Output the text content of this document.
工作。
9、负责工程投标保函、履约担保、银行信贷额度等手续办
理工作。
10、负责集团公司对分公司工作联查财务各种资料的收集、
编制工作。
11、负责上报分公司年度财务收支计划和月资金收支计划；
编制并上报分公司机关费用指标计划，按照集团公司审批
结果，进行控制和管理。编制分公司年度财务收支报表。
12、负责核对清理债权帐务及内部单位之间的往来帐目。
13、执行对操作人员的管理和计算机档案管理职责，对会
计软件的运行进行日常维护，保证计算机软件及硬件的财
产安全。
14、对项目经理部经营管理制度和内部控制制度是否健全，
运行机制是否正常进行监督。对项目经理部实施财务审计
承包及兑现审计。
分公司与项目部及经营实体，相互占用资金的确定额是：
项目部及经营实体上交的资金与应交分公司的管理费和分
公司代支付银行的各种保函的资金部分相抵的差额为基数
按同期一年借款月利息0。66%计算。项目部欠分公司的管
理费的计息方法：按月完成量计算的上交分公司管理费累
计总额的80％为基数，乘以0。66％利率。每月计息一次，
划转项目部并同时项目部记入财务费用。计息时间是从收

What to work on |
Transcribe every record above exactly as it appears.

Response to the exercise |
Output the text content of this document.
工作。
9、负责工程投标保函、履约担保、银行信贷额度等手续办
理工作。
10、负责集团公司对分公司工作联查财务各种资料的收集、
编制工作。
11、负责上报分公司年度财务收支计划和月资金收支计划；
编制并上报分公司机关费用指标计划，按照集团公司审批
结果，进行控制和管理。编制分公司年度财务收支报表。
12、负责核对清理债权帐务及内部单位之间的往来帐目。
13、执行对操作人员的管理和计算机档案管理职责，对会
计软件的运行进行日常维护，保证计算机软件及硬件的财
产安全。
14、对项目经理部经营管理制度和内部控制制度是否健全，
运行机制是否正常进行监督。对项目经理部实施财务审计
承包及兑现审计。
分公司与项目部及经营实体，相互占用资金的确定额是：
项目部及经营实体上交的资金与应交分公司的管理费和分
公司代支付银行的各种保函的资金部分相抵的差额为基数
按同期一年借款月利息0。66%计算。项目部欠分公司的管
理费的计息方法：按月完成量计算的上交分公司管理费累
计总额的80％为基数，乘以0。66％利率。每月计息一次，
划转项目部并同时项目部记入财务费用。计息时间是从收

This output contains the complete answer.